Find all the lines with "tree" and gather them.

[start Provided entries]

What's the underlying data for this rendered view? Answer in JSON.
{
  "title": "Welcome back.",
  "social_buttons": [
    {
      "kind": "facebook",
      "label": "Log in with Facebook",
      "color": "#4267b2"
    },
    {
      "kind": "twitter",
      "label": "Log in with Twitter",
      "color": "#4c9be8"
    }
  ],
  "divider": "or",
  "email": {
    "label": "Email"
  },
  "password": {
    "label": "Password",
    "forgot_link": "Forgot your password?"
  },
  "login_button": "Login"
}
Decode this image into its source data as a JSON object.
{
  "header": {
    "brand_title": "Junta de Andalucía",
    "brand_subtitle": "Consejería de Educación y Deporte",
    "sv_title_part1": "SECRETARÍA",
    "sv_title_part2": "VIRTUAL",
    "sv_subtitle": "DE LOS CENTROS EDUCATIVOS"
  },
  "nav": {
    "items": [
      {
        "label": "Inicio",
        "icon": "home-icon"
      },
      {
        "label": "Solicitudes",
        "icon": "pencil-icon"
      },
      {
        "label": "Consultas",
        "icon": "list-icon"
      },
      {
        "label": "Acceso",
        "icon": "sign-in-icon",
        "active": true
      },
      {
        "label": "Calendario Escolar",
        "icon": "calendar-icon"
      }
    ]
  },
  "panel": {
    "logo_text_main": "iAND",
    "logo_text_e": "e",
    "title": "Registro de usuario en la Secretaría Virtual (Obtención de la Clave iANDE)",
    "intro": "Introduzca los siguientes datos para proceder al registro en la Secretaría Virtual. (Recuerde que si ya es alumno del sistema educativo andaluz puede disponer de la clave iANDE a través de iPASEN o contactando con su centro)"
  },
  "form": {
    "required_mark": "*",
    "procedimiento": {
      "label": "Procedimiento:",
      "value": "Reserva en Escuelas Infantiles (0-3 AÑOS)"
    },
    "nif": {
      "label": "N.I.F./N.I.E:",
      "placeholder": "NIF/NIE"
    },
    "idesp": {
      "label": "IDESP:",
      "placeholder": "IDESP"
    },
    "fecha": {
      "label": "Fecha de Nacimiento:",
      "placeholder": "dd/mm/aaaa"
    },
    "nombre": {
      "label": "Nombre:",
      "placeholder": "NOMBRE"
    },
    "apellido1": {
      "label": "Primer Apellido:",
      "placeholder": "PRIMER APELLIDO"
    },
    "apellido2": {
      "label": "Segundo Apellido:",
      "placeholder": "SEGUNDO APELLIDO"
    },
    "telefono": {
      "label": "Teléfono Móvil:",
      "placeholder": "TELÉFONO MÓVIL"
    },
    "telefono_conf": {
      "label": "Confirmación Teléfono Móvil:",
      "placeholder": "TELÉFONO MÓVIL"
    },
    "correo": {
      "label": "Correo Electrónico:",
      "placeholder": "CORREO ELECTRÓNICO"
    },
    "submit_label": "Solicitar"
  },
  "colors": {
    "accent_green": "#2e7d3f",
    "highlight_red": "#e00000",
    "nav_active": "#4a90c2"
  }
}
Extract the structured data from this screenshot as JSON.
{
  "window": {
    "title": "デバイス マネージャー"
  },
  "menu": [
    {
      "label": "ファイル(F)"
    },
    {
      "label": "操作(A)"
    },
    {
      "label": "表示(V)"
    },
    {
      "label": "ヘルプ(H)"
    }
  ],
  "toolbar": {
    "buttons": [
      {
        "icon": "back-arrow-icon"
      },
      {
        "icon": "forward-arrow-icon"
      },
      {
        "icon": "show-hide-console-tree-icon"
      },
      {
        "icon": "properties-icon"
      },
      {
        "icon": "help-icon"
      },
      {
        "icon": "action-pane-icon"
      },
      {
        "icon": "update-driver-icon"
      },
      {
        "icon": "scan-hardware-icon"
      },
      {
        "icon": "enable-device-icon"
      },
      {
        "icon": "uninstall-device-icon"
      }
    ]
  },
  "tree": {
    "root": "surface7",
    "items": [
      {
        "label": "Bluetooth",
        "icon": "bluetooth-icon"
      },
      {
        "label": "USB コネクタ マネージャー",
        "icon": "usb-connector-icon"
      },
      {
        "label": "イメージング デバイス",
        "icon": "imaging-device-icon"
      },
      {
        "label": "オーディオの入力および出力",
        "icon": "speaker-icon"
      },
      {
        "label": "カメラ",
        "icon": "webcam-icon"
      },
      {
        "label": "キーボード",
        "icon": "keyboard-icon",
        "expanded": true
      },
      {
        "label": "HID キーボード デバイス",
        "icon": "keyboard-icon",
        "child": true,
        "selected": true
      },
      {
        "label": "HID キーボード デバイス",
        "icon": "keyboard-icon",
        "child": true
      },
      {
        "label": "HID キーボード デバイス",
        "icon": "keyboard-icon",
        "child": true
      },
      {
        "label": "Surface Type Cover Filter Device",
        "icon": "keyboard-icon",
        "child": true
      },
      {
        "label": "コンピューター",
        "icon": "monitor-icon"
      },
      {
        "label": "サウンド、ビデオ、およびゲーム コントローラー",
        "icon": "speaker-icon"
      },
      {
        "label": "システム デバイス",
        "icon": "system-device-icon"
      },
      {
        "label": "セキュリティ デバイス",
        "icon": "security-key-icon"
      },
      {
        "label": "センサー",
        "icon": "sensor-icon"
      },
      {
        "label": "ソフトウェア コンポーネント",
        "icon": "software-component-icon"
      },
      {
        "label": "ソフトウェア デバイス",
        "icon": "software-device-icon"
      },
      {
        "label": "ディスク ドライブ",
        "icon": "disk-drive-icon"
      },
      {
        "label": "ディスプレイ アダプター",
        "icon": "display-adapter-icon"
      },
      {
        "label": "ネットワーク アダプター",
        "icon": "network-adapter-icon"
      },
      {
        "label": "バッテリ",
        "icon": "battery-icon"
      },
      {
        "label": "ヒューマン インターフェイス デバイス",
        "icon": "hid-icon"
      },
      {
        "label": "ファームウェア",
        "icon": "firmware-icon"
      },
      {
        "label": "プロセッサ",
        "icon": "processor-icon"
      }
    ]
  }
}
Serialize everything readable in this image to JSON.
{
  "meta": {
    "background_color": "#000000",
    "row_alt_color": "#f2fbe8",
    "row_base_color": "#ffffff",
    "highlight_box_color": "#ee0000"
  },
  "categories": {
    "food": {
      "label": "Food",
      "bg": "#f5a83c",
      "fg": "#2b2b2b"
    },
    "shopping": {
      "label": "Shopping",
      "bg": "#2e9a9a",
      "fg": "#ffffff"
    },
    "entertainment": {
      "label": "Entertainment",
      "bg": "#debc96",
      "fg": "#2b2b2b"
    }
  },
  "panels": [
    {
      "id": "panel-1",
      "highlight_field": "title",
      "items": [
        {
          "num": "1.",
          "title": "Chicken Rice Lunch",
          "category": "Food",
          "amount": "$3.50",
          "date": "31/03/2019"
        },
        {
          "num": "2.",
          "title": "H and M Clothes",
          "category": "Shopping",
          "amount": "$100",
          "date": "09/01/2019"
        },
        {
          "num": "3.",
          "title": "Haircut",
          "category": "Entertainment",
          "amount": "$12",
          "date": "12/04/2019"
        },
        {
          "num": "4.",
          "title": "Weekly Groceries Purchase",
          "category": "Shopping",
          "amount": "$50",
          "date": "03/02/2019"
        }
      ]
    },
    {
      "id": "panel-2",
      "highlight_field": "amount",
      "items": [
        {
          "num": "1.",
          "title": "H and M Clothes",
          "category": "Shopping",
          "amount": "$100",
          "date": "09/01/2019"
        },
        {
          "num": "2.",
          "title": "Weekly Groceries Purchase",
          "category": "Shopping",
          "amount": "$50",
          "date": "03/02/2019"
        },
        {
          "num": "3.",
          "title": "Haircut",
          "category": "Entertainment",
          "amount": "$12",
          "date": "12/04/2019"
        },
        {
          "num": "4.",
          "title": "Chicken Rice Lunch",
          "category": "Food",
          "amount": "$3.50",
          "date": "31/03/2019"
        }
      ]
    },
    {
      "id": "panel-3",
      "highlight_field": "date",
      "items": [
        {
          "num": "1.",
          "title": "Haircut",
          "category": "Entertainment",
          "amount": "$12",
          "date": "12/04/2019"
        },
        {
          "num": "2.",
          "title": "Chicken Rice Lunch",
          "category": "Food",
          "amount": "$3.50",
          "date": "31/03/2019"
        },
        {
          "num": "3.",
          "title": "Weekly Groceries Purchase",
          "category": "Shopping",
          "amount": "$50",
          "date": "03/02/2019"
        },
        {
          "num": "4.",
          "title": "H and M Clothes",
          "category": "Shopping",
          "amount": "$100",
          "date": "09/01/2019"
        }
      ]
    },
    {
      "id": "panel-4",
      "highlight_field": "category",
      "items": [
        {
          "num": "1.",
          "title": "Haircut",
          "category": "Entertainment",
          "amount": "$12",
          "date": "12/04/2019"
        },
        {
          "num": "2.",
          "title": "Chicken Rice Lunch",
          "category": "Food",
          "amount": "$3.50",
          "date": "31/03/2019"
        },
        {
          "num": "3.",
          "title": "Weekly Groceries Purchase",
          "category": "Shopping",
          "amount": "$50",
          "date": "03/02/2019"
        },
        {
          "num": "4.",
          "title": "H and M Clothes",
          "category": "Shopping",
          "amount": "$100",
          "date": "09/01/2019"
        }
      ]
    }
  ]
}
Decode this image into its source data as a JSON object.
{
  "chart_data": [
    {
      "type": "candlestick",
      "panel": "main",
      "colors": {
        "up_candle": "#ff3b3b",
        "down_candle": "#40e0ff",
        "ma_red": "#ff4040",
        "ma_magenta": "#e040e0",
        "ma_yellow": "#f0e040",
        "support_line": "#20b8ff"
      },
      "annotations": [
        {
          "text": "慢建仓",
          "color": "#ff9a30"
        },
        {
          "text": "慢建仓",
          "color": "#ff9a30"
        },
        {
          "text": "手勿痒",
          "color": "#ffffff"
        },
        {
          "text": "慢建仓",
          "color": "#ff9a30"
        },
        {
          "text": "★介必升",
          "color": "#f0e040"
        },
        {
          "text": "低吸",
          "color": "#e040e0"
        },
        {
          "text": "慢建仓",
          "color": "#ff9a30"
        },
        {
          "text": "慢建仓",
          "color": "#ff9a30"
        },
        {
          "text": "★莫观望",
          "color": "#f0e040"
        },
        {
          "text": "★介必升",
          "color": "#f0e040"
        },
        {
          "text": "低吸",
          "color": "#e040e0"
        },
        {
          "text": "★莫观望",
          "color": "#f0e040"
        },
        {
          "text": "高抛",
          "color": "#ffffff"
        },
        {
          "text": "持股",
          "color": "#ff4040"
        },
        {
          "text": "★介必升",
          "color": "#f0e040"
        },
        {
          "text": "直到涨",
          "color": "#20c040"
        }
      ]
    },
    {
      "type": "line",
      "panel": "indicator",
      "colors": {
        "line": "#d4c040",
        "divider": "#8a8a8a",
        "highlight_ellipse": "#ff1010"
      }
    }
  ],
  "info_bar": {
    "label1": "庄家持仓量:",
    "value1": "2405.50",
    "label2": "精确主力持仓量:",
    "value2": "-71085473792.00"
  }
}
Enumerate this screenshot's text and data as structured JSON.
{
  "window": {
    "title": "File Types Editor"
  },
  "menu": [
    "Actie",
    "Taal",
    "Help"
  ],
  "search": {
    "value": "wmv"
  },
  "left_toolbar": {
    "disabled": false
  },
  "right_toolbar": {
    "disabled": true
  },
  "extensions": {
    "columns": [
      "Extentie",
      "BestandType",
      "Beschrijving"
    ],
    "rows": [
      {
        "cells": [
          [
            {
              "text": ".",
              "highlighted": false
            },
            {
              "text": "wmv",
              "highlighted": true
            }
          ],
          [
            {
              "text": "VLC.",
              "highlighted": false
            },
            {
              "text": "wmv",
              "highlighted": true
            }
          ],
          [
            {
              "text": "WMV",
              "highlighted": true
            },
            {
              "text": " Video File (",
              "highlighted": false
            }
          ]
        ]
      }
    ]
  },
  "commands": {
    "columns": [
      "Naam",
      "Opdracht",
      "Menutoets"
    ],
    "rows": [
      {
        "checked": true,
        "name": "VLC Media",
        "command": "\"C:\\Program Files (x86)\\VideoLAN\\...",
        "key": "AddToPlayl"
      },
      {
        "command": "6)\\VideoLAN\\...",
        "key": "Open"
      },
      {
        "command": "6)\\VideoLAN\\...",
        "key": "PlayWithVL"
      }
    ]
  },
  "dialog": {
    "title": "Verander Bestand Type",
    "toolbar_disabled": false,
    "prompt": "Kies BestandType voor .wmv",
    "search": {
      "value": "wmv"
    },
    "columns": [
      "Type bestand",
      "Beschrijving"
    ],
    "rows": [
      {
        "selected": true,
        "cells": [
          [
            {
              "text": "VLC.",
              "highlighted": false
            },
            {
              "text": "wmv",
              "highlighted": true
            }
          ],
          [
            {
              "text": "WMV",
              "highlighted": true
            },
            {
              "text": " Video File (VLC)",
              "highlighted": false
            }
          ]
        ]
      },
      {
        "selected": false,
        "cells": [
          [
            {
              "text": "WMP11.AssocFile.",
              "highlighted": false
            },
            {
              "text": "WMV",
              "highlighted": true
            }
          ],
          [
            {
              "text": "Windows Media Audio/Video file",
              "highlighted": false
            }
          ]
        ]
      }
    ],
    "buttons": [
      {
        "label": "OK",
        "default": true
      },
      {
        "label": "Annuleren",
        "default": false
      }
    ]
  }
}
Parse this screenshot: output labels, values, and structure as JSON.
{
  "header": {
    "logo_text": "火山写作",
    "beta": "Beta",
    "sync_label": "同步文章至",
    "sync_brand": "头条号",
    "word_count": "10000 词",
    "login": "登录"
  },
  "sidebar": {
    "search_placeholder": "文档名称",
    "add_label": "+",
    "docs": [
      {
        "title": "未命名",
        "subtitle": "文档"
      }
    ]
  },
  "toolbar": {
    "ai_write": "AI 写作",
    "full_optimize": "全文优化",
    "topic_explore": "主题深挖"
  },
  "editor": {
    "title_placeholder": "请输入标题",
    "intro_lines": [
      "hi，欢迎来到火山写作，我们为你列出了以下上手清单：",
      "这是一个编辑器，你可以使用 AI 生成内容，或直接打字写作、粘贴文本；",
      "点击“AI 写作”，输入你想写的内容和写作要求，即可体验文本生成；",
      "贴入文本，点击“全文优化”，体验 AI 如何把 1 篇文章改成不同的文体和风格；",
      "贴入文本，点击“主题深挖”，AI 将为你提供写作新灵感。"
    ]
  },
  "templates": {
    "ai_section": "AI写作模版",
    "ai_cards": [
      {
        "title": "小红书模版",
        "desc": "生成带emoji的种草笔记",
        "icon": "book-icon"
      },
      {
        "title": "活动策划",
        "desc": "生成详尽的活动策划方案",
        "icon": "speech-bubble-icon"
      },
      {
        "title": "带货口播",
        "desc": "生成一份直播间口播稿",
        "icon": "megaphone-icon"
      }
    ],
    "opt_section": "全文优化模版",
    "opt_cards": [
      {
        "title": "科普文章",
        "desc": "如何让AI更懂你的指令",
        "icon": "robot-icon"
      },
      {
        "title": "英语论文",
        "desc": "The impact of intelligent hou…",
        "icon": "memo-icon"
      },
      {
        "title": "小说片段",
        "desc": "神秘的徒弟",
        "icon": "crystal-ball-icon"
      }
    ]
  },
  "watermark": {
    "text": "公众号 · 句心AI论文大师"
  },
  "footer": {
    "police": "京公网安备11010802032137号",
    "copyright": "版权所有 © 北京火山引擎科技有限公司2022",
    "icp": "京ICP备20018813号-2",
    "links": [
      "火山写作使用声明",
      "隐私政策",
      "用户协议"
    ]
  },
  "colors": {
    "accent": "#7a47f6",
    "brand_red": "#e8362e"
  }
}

[end Provided entries]

- Exercise answer:
        "icon": "show-hide-console-tree-icon"
  "tree": {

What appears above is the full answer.